### Challenge
Work out how many lines hold the string "избегает". Give that number and nothing more.

----------------

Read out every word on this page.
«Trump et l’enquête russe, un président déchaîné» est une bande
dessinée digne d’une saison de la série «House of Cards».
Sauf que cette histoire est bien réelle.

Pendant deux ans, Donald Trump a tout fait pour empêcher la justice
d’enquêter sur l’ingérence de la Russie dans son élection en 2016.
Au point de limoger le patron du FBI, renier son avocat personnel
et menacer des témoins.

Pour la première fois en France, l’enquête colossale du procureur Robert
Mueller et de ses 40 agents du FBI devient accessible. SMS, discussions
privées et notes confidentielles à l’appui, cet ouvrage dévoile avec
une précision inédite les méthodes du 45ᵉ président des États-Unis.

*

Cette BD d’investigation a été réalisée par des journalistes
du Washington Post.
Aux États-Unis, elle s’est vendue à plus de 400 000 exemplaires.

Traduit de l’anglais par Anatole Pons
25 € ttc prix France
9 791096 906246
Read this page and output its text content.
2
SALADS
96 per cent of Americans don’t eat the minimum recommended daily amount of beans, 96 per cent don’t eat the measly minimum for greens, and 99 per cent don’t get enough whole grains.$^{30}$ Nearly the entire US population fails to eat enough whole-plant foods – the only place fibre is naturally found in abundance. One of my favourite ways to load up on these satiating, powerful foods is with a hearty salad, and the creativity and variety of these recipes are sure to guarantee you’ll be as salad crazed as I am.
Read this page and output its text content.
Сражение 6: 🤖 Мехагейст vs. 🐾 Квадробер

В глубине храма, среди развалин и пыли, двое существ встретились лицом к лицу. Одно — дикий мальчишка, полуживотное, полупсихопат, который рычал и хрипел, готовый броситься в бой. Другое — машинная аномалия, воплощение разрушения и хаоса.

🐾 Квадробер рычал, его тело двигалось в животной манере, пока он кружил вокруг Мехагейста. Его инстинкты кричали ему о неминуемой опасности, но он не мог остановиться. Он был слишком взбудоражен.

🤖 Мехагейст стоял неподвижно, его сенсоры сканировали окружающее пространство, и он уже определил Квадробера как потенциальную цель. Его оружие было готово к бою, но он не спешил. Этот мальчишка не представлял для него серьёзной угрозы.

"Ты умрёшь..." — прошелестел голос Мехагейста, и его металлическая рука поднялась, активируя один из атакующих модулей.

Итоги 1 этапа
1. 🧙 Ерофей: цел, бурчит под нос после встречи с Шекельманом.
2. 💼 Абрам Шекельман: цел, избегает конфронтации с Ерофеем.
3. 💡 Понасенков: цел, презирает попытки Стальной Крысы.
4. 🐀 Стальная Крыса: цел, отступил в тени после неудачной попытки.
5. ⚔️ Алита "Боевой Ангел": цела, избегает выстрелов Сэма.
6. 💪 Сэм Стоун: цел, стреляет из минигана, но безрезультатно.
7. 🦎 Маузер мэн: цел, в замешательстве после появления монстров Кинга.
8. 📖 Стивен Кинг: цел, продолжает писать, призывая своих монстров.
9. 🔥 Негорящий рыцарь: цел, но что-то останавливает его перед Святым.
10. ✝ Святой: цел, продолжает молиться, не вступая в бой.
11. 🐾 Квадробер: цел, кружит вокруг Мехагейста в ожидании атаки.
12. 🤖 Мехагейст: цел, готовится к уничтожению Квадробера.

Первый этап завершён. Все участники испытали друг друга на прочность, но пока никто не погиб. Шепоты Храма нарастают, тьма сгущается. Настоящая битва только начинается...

----------------

### Solution below
2